Stored items:
▬▬▬▬▬▬
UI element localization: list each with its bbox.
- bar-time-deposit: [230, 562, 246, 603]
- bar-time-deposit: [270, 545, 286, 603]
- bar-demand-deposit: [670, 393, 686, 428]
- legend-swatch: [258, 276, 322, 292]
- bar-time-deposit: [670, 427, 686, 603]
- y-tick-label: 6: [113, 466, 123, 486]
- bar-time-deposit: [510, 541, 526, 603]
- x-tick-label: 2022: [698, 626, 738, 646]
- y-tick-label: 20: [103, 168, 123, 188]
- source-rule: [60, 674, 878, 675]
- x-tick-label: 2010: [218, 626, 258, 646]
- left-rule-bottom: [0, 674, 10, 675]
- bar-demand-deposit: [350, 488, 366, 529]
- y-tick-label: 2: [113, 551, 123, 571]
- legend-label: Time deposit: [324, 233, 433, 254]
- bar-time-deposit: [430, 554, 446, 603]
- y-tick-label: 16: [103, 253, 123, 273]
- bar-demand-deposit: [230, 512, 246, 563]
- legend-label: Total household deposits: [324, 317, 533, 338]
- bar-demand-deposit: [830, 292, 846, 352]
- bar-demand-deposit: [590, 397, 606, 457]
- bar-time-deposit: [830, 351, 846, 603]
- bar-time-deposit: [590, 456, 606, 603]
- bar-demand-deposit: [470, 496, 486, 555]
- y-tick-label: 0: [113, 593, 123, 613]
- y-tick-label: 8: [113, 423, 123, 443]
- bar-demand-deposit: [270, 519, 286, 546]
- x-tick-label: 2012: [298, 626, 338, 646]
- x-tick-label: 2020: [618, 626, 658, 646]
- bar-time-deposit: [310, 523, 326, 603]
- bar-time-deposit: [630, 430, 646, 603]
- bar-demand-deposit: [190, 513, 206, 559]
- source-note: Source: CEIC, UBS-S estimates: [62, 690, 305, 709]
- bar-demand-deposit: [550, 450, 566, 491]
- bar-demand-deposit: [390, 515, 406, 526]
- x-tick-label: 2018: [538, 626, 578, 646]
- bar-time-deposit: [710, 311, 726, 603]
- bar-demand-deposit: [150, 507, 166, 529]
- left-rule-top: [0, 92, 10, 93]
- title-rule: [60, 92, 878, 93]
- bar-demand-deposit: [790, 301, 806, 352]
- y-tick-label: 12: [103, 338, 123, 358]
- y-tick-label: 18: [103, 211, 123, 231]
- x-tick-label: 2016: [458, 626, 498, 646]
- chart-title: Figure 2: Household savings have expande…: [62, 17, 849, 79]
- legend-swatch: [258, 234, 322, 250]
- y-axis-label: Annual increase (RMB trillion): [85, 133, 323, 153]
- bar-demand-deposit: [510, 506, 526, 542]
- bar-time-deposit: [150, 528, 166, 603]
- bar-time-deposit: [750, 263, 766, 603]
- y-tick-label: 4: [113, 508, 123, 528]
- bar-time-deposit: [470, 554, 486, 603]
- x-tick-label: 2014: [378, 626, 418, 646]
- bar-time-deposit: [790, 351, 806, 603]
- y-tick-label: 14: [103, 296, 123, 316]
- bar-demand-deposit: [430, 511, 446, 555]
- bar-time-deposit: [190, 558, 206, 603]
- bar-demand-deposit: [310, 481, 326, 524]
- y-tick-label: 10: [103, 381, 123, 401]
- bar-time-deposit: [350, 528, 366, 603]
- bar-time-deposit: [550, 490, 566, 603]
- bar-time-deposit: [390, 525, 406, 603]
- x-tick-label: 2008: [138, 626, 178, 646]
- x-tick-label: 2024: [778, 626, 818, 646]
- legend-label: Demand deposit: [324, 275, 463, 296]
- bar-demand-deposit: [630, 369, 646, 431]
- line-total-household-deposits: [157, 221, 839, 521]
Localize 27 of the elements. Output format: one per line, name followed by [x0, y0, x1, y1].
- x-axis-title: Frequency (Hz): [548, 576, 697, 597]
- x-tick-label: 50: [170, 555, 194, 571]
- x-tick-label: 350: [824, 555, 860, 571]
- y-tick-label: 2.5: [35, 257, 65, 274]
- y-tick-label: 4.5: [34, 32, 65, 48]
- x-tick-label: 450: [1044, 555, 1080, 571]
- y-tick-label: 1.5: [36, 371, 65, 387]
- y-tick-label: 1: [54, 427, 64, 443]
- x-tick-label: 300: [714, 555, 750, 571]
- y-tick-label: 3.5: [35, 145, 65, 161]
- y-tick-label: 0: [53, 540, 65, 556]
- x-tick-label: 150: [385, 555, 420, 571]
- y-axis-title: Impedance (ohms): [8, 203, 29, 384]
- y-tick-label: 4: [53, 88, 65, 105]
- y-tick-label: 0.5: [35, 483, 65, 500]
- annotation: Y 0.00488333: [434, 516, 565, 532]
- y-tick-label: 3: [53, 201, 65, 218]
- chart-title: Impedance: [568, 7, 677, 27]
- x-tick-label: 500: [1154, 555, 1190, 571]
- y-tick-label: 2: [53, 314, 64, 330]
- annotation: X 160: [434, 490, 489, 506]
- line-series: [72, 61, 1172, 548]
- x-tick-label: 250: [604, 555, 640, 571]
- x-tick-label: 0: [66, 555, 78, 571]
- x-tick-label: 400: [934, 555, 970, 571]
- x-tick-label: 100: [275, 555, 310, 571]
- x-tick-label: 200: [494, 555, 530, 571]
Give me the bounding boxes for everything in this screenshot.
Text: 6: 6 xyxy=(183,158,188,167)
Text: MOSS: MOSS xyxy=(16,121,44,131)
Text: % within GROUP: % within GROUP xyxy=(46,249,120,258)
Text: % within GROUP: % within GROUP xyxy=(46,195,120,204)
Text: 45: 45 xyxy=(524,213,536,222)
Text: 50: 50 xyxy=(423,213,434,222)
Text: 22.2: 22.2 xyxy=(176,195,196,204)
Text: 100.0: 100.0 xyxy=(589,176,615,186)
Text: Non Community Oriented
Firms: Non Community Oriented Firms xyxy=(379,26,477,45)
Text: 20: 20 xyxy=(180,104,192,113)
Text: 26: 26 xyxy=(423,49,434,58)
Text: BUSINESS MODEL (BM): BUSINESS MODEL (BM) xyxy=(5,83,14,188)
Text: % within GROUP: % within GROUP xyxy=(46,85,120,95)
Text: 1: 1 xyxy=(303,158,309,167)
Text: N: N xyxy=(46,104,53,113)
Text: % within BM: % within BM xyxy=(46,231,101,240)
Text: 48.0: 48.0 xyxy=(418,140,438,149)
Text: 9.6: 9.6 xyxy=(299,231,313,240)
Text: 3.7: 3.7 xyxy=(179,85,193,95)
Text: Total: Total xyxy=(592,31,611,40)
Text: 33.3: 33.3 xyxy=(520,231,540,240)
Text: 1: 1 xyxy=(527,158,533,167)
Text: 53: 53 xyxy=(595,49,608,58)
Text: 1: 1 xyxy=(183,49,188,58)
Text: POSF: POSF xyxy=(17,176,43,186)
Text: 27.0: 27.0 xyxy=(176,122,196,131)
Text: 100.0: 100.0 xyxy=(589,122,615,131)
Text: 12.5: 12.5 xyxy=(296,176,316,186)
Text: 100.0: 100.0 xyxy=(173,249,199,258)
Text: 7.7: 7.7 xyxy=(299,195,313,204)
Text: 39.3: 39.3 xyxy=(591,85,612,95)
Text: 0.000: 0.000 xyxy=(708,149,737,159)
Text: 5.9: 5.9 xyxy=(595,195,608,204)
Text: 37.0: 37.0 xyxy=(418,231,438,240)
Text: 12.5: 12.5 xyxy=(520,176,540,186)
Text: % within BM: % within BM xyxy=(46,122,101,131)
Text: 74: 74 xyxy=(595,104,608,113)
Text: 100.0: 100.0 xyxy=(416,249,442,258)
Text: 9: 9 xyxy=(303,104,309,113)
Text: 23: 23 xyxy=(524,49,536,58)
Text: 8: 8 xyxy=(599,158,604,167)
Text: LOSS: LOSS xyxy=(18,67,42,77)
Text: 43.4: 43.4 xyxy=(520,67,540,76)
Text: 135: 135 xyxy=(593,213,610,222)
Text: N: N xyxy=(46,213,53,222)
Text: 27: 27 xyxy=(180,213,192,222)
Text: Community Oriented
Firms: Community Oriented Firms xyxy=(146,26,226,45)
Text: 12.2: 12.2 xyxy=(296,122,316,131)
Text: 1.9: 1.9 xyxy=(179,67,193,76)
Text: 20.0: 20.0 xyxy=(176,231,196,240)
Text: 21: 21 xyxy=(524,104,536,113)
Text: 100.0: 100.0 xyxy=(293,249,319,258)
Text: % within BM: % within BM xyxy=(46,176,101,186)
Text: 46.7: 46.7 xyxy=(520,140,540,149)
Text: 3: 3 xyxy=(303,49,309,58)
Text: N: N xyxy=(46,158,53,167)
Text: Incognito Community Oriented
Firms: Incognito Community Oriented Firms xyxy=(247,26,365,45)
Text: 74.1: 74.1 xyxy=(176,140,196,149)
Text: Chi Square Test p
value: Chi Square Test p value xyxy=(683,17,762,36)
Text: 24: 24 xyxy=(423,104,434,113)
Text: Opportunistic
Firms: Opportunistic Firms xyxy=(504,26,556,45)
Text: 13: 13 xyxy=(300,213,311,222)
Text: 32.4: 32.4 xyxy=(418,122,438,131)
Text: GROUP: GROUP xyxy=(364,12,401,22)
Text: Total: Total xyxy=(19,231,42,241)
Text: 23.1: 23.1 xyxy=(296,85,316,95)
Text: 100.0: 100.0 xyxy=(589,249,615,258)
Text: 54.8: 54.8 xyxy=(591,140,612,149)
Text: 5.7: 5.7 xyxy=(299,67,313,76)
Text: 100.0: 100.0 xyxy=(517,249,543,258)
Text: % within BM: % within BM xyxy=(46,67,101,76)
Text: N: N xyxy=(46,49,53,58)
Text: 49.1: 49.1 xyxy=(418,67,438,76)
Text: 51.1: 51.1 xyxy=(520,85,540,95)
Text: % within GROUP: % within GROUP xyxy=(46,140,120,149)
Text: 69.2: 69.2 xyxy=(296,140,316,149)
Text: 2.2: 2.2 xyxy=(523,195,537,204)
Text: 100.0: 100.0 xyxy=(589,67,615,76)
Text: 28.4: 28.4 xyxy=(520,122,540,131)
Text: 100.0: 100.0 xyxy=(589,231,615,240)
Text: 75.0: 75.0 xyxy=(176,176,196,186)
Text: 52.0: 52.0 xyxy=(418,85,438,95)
▬▬▬▬▬▬
Go through the entries above and pick out every line that has the word "rule" in it. Copy each of those lines.

* Result below:
- source-rule: [60, 674, 878, 675]
- left-rule-bottom: [0, 674, 10, 675]
- left-rule-top: [0, 92, 10, 93]
- title-rule: [60, 92, 878, 93]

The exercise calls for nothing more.